* **Work request**
If a line of the records contains the word "text", list it.

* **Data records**
┏━━
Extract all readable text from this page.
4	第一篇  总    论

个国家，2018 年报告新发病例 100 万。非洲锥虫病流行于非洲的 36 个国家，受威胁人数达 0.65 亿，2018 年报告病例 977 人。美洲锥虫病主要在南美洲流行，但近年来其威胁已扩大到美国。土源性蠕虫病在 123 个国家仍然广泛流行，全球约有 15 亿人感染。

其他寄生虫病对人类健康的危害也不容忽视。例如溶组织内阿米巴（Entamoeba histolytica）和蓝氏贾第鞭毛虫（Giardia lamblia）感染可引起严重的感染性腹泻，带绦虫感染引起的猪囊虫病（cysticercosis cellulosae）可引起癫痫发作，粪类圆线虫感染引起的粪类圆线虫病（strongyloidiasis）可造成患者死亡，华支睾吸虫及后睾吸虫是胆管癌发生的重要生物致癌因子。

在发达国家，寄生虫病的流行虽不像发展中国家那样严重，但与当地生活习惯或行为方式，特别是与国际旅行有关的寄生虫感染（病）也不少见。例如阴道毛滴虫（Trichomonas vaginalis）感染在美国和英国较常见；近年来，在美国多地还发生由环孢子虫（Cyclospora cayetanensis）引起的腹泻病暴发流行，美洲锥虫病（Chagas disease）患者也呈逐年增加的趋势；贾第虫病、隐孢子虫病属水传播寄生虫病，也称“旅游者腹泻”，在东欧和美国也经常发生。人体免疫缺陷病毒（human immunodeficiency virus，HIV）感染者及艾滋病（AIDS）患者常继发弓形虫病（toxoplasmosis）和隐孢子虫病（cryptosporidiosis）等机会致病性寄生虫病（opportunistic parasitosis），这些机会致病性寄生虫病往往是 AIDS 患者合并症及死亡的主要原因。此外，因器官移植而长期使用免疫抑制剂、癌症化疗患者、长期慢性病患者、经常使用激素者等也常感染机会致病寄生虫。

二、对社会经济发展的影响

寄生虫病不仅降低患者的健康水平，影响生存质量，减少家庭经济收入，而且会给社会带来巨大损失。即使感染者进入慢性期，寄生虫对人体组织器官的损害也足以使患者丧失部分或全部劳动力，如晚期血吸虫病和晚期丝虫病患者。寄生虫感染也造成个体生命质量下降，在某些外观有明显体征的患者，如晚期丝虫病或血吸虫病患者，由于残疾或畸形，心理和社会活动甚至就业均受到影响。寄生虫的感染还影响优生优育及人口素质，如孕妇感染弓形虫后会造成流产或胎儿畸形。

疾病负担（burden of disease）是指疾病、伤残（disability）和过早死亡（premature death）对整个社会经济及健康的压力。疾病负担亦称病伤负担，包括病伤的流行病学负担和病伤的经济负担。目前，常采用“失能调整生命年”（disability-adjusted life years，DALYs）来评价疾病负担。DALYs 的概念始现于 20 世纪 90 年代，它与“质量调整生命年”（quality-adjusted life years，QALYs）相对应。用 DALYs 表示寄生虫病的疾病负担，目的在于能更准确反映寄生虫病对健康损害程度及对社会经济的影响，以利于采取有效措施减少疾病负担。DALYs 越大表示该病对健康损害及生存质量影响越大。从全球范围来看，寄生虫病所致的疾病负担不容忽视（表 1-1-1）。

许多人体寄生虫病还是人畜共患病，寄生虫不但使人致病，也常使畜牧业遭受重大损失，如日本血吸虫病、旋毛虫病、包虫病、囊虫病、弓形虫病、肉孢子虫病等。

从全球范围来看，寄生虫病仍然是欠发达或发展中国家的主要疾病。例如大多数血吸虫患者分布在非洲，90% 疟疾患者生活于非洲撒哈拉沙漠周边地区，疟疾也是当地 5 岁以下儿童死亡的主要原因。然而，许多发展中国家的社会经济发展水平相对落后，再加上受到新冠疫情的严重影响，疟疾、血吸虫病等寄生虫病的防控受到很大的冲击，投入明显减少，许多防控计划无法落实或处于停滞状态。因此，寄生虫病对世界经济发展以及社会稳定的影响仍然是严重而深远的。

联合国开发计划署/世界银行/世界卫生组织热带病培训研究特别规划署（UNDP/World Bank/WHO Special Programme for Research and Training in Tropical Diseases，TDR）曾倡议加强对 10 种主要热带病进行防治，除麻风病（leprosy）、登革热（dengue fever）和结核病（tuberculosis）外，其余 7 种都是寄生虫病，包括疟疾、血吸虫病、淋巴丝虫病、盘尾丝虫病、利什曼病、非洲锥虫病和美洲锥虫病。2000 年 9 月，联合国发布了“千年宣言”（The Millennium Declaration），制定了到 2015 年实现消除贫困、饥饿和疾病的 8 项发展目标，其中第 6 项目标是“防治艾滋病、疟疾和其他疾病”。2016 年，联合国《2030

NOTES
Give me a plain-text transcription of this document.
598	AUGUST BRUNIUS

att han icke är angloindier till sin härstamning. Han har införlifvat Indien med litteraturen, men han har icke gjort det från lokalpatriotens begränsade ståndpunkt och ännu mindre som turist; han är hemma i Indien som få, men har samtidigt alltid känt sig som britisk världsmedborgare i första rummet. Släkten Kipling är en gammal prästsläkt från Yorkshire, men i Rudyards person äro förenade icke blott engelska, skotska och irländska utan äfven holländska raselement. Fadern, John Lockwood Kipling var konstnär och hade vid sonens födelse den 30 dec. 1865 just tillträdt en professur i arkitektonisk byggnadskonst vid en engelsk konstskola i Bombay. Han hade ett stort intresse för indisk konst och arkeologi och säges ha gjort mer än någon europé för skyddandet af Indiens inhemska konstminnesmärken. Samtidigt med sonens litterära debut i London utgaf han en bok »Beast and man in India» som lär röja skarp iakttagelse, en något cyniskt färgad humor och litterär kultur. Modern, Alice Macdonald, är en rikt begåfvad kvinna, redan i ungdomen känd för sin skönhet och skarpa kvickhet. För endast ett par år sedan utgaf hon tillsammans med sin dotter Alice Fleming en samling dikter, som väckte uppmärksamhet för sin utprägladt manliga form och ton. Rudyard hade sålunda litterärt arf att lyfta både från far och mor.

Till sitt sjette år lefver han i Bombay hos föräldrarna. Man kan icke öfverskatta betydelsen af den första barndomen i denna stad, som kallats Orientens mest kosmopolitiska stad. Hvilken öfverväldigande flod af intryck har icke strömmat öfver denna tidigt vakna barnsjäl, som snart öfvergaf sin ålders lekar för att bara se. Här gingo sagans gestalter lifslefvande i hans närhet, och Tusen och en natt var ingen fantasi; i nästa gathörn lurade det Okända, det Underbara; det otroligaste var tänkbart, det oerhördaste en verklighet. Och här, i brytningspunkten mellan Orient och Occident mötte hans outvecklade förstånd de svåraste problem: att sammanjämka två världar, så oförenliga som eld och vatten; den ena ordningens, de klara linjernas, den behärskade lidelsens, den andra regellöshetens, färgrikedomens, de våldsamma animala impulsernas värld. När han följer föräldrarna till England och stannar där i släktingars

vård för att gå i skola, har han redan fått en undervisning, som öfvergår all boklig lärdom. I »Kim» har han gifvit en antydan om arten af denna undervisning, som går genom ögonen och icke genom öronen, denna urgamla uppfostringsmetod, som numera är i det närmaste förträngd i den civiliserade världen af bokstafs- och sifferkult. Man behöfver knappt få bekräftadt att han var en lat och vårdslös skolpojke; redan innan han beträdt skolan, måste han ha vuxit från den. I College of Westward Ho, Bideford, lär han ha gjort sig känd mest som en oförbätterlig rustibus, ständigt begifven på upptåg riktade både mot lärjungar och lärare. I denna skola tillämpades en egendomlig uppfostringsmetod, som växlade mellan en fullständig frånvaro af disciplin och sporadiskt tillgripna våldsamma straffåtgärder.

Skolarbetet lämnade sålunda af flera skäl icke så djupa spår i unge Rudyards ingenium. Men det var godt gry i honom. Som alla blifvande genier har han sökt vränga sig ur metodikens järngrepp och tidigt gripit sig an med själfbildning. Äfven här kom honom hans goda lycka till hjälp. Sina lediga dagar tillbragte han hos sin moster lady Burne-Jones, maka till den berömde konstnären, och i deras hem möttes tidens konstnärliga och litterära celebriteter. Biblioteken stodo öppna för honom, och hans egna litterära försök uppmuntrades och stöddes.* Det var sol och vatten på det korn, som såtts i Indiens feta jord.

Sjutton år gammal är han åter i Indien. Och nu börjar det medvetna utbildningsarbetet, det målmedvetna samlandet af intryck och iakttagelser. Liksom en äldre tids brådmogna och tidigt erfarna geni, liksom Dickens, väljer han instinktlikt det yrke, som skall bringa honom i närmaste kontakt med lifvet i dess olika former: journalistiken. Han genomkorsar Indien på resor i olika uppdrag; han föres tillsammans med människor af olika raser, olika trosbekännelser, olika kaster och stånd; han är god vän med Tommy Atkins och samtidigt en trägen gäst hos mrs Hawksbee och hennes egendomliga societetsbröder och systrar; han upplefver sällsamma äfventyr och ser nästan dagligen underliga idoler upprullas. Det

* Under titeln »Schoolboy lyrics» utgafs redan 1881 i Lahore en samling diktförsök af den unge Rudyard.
┗━━
* **Exercise answer**
Extract all readable text from this page.
Give me a plain-text transcription of this document.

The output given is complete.